### Task statement
Which lines in the records below contain the word "praca"? Copy each one out.

### Information given
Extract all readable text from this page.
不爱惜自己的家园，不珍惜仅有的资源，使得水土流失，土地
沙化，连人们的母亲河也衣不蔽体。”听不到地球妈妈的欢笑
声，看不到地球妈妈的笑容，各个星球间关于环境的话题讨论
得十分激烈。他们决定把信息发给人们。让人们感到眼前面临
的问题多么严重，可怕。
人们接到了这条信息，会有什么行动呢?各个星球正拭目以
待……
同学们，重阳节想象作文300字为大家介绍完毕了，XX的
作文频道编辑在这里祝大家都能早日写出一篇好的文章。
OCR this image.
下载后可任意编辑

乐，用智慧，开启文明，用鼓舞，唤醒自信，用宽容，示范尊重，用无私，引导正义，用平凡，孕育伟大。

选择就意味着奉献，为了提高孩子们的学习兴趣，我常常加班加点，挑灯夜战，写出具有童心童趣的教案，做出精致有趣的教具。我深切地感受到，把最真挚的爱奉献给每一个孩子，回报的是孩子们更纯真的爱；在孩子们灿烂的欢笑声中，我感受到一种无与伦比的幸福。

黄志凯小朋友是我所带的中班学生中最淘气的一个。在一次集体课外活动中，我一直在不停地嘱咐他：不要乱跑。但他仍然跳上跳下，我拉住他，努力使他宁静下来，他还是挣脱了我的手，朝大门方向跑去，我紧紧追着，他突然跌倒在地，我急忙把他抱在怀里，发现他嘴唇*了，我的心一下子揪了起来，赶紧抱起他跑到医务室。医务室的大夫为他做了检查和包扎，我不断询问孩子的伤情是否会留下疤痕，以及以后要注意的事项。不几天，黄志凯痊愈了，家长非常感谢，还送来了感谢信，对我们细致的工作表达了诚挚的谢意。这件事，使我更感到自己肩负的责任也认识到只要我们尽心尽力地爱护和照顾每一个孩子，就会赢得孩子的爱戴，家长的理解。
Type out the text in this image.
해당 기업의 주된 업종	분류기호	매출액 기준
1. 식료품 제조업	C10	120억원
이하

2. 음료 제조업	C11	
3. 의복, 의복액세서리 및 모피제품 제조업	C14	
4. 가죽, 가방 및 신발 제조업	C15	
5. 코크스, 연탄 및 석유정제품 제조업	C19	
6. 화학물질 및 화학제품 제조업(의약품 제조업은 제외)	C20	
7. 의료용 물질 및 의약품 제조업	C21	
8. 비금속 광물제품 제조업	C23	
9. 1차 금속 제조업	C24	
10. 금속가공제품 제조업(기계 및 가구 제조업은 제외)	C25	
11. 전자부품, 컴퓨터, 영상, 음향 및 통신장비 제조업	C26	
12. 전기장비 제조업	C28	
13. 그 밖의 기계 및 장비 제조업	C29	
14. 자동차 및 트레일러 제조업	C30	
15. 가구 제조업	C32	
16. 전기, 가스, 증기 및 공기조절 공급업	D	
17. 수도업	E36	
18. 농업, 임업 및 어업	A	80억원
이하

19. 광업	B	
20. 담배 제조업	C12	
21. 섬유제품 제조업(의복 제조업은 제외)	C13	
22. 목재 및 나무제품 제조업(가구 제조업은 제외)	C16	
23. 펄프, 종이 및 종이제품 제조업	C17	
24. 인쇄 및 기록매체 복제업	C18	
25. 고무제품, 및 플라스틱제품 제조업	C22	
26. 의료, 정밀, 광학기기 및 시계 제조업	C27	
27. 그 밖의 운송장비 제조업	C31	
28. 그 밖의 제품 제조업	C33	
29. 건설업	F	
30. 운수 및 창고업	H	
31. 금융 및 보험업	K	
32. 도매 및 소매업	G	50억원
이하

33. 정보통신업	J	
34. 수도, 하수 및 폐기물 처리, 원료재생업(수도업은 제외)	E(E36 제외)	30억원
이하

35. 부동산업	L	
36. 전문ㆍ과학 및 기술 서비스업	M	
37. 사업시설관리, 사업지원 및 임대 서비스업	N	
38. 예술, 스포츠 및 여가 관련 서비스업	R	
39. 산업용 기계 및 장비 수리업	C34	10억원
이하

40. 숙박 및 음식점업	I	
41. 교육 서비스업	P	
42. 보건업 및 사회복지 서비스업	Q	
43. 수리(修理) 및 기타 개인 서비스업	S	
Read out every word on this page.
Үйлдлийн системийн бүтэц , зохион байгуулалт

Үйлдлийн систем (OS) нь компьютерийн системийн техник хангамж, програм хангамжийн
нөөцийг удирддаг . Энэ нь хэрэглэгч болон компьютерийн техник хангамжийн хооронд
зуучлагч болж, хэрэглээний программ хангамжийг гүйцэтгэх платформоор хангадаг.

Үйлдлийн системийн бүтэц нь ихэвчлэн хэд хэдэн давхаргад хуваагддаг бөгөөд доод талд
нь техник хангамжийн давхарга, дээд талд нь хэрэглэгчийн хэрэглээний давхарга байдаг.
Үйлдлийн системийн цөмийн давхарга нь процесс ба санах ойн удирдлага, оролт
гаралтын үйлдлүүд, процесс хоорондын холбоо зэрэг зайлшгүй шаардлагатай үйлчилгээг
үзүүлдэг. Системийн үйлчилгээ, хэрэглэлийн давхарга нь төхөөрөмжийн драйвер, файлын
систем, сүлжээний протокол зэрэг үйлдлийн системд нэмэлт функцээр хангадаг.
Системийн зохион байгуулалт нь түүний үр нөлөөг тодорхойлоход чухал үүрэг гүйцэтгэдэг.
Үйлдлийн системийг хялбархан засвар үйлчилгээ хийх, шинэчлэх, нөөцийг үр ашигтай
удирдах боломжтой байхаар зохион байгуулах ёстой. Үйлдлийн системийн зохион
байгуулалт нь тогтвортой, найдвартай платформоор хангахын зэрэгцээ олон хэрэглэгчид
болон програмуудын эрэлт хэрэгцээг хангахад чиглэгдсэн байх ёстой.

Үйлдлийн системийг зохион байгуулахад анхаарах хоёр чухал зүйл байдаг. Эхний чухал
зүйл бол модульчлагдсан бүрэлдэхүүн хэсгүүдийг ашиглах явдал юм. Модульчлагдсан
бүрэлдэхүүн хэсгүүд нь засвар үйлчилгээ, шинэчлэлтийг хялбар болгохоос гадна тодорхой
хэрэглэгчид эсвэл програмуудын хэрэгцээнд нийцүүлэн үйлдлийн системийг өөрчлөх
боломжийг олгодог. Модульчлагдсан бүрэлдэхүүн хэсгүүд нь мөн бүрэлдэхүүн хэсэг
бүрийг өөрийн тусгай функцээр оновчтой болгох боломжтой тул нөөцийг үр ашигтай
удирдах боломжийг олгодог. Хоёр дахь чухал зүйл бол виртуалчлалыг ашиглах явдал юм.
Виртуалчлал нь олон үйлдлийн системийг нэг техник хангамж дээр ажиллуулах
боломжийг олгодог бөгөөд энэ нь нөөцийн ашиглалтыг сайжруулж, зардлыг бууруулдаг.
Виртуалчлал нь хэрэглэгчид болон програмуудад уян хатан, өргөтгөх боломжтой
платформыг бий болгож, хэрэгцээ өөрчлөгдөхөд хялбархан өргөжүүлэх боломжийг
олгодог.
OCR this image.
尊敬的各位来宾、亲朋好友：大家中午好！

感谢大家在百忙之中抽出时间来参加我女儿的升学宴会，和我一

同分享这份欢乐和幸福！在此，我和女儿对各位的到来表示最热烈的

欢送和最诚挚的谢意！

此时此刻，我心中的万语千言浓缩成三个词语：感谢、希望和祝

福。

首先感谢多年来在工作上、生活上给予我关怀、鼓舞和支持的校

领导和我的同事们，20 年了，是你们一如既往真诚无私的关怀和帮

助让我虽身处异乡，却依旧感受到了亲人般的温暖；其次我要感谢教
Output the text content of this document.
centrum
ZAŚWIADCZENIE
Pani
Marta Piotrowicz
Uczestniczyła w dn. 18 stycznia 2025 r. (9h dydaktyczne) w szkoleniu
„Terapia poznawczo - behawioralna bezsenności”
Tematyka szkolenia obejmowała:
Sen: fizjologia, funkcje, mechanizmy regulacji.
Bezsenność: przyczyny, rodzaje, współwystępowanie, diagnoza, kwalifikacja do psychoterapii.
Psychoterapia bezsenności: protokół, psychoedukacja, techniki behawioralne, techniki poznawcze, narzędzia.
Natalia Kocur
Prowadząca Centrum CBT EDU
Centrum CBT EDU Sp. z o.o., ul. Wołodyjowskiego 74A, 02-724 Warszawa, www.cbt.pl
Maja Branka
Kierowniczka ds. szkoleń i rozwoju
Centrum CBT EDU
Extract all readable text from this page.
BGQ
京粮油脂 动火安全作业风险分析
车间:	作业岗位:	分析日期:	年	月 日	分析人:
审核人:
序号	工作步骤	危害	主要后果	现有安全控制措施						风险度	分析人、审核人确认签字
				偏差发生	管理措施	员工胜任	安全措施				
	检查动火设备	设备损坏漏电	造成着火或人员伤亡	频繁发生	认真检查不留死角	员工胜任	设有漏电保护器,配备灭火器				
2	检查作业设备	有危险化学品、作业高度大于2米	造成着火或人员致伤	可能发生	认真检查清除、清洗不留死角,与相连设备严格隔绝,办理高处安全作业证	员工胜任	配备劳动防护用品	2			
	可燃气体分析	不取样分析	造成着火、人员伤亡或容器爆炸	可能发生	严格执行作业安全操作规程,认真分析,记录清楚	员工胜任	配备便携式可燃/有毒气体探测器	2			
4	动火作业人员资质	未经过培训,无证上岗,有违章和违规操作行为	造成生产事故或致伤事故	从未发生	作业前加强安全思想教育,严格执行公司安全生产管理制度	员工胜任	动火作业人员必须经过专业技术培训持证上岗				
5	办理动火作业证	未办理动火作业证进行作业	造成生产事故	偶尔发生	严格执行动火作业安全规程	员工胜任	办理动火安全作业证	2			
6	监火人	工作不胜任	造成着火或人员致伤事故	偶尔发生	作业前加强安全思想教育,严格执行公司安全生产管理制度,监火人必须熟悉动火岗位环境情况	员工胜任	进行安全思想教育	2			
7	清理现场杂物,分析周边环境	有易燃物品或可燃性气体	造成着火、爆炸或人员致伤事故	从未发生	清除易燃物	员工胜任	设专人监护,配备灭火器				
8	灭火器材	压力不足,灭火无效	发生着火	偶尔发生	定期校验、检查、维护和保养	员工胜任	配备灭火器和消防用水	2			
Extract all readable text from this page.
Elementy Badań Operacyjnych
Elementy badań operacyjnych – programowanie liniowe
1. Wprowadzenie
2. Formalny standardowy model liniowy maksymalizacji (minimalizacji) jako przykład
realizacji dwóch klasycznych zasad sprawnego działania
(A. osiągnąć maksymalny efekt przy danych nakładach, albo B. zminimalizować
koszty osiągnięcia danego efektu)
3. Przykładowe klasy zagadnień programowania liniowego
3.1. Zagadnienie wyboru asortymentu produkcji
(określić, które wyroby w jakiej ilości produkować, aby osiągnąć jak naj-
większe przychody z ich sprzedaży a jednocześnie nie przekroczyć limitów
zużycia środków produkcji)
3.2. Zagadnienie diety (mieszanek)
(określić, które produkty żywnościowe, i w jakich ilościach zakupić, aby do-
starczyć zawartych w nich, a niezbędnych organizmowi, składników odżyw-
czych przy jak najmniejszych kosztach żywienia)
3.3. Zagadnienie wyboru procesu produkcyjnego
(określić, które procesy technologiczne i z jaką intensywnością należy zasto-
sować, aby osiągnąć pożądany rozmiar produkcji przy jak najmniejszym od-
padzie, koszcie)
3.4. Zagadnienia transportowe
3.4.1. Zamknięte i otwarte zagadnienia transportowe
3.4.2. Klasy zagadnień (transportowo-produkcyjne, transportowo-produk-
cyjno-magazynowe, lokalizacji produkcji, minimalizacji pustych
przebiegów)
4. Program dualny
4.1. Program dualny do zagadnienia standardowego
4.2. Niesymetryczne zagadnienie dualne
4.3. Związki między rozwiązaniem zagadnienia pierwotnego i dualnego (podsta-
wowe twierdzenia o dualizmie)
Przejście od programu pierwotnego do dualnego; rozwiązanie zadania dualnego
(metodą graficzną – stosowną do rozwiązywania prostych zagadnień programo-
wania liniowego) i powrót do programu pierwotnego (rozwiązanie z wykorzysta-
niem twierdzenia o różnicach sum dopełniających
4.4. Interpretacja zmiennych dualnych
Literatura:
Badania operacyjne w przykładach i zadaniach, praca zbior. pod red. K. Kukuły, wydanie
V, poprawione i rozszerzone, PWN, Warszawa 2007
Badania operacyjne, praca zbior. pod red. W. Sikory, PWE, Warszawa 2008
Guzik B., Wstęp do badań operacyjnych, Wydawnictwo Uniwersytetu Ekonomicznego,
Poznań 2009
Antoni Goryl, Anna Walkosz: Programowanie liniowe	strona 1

### Response below
Badania operacyjne w przykładach i zadaniach, praca zbior. pod red. K. Kukuły, wydanie
Badania operacyjne, praca zbior. pod red. W. Sikory, PWE, Warszawa 2008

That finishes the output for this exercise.